Given task. Without changing a character, return the entries, but not the images they hold.

Dataset records.
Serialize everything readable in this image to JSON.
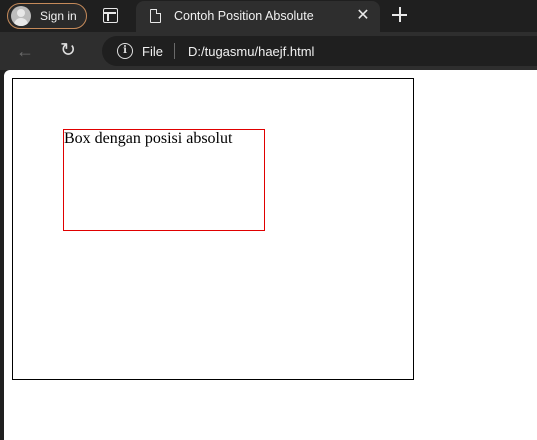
{
  "browser": {
    "sign_in_label": "Sign in",
    "tab_title": "Contoh Position Absolute",
    "tab_close_glyph": "✕",
    "new_tab_icon": "plus-icon",
    "back_glyph": "←",
    "reload_glyph": "↻",
    "site_info_glyph": "i",
    "address_chip": "File",
    "url": "D:/tugasmu/haejf.html"
  },
  "page": {
    "absolute_box_text": "Box dengan posisi absolut"
  },
  "colors": {
    "container_border": "#000000",
    "absolute_box_border": "#e00000",
    "sign_in_border": "#c58a5a"
  }
}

Written solution.
Serialize everything readable in this image to JSON.
{
  "browser": {
    "sign_in_label": "Sign in",
    "tab_title": "Contoh Position Absolute",
    "tab_close_glyph": "✕",
    "new_tab_icon": "plus-icon",
    "back_glyph": "←",
    "reload_glyph": "↻",
    "site_info_glyph": "i",
    "address_chip": "File",
    "url": "D:/tugasmu/haejf.html"
  },
  "page": {
    "absolute_box_text": "Box dengan posisi absolut"
  },
  "colors": {
    "container_border": "#000000",
    "absolute_box_border": "#e00000",
    "sign_in_border": "#c58a5a"
  }
}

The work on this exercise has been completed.